---------- DATA RECORDS
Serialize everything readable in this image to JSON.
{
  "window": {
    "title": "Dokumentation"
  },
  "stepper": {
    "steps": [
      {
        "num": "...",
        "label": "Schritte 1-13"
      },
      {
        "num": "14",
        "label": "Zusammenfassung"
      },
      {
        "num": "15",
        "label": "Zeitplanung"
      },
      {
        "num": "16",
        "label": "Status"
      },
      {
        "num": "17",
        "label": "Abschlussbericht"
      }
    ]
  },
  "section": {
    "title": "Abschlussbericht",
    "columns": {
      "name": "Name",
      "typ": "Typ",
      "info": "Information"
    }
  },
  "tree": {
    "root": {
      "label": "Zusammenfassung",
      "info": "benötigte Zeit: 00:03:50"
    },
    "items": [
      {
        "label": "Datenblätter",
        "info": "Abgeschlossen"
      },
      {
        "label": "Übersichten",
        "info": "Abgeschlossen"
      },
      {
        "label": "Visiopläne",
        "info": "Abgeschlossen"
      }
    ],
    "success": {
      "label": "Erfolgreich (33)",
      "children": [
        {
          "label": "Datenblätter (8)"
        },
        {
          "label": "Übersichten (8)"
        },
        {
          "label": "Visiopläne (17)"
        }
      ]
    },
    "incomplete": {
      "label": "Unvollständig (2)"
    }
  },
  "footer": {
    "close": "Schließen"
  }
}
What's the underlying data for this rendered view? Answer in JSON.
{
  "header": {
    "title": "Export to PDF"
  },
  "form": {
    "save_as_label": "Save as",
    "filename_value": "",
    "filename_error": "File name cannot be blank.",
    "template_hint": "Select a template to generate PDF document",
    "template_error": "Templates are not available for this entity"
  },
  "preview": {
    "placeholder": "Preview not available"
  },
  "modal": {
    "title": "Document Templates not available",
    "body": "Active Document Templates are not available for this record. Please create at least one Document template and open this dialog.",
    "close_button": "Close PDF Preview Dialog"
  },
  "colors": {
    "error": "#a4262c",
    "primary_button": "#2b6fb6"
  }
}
--------------------
### WRITTEN INSTRUCTION:
Retype all the material above precisely, with no line left out.

### WRITTEN SOLUTION:
Serialize everything readable in this image to JSON.
{
  "window": {
    "title": "Dokumentation"
  },
  "stepper": {
    "steps": [
      {
        "num": "...",
        "label": "Schritte 1-13"
      },
      {
        "num": "14",
        "label": "Zusammenfassung"
      },
      {
        "num": "15",
        "label": "Zeitplanung"
      },
      {
        "num": "16",
        "label": "Status"
      },
      {
        "num": "17",
        "label": "Abschlussbericht"
      }
    ]
  },
  "section": {
    "title": "Abschlussbericht",
    "columns": {
      "name": "Name",
      "typ": "Typ",
      "info": "Information"
    }
  },
  "tree": {
    "root": {
      "label": "Zusammenfassung",
      "info": "benötigte Zeit: 00:03:50"
    },
    "items": [
      {
        "label": "Datenblätter",
        "info": "Abgeschlossen"
      },
      {
        "label": "Übersichten",
        "info": "Abgeschlossen"
      },
      {
        "label": "Visiopläne",
        "info": "Abgeschlossen"
      }
    ],
    "success": {
      "label": "Erfolgreich (33)",
      "children": [
        {
          "label": "Datenblätter (8)"
        },
        {
          "label": "Übersichten (8)"
        },
        {
          "label": "Visiopläne (17)"
        }
      ]
    },
    "incomplete": {
      "label": "Unvollständig (2)"
    }
  },
  "footer": {
    "close": "Schließen"
  }
}
What's the underlying data for this rendered view? Answer in JSON.
{
  "header": {
    "title": "Export to PDF"
  },
  "form": {
    "save_as_label": "Save as",
    "filename_value": "",
    "filename_error": "File name cannot be blank.",
    "template_hint": "Select a template to generate PDF document",
    "template_error": "Templates are not available for this entity"
  },
  "preview": {
    "placeholder": "Preview not available"
  },
  "modal": {
    "title": "Document Templates not available",
    "body": "Active Document Templates are not available for this record. Please create at least one Document template and open this dialog.",
    "close_button": "Close PDF Preview Dialog"
  },
  "colors": {
    "error": "#a4262c",
    "primary_button": "#2b6fb6"
  }
}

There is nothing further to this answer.